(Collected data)
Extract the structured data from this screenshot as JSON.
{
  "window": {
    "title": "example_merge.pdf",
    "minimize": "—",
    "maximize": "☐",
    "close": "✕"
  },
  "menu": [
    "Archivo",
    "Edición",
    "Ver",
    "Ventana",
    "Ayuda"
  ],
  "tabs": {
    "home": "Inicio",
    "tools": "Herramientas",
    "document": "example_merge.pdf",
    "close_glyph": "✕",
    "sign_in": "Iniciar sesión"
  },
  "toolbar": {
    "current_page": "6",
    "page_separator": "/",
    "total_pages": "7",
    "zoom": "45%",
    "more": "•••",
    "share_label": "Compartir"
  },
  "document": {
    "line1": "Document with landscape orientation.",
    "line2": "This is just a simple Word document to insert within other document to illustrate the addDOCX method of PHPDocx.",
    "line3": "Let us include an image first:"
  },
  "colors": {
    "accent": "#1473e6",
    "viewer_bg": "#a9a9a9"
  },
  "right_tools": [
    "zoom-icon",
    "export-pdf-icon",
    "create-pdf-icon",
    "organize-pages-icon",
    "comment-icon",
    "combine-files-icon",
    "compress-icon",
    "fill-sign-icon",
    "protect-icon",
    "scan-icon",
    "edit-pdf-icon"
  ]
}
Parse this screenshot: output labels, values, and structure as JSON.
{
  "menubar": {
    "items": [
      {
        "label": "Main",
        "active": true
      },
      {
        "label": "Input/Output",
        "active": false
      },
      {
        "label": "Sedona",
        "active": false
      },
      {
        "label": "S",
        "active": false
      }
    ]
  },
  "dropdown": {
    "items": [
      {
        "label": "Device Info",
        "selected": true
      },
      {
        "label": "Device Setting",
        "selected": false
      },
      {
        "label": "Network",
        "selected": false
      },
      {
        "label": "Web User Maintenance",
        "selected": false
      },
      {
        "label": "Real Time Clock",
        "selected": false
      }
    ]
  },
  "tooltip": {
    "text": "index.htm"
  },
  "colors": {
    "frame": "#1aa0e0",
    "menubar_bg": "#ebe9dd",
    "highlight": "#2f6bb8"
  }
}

*Problem to solve:* Repeat the material word for word, in full.

*Output for this task:*
Extract the structured data from this screenshot as JSON.
{
  "window": {
    "title": "example_merge.pdf",
    "minimize": "—",
    "maximize": "☐",
    "close": "✕"
  },
  "menu": [
    "Archivo",
    "Edición",
    "Ver",
    "Ventana",
    "Ayuda"
  ],
  "tabs": {
    "home": "Inicio",
    "tools": "Herramientas",
    "document": "example_merge.pdf",
    "close_glyph": "✕",
    "sign_in": "Iniciar sesión"
  },
  "toolbar": {
    "current_page": "6",
    "page_separator": "/",
    "total_pages": "7",
    "zoom": "45%",
    "more": "•••",
    "share_label": "Compartir"
  },
  "document": {
    "line1": "Document with landscape orientation.",
    "line2": "This is just a simple Word document to insert within other document to illustrate the addDOCX method of PHPDocx.",
    "line3": "Let us include an image first:"
  },
  "colors": {
    "accent": "#1473e6",
    "viewer_bg": "#a9a9a9"
  },
  "right_tools": [
    "zoom-icon",
    "export-pdf-icon",
    "create-pdf-icon",
    "organize-pages-icon",
    "comment-icon",
    "combine-files-icon",
    "compress-icon",
    "fill-sign-icon",
    "protect-icon",
    "scan-icon",
    "edit-pdf-icon"
  ]
}
Parse this screenshot: output labels, values, and structure as JSON.
{
  "menubar": {
    "items": [
      {
        "label": "Main",
        "active": true
      },
      {
        "label": "Input/Output",
        "active": false
      },
      {
        "label": "Sedona",
        "active": false
      },
      {
        "label": "S",
        "active": false
      }
    ]
  },
  "dropdown": {
    "items": [
      {
        "label": "Device Info",
        "selected": true
      },
      {
        "label": "Device Setting",
        "selected": false
      },
      {
        "label": "Network",
        "selected": false
      },
      {
        "label": "Web User Maintenance",
        "selected": false
      },
      {
        "label": "Real Time Clock",
        "selected": false
      }
    ]
  },
  "tooltip": {
    "text": "index.htm"
  },
  "colors": {
    "frame": "#1aa0e0",
    "menubar_bg": "#ebe9dd",
    "highlight": "#2f6bb8"
  }
}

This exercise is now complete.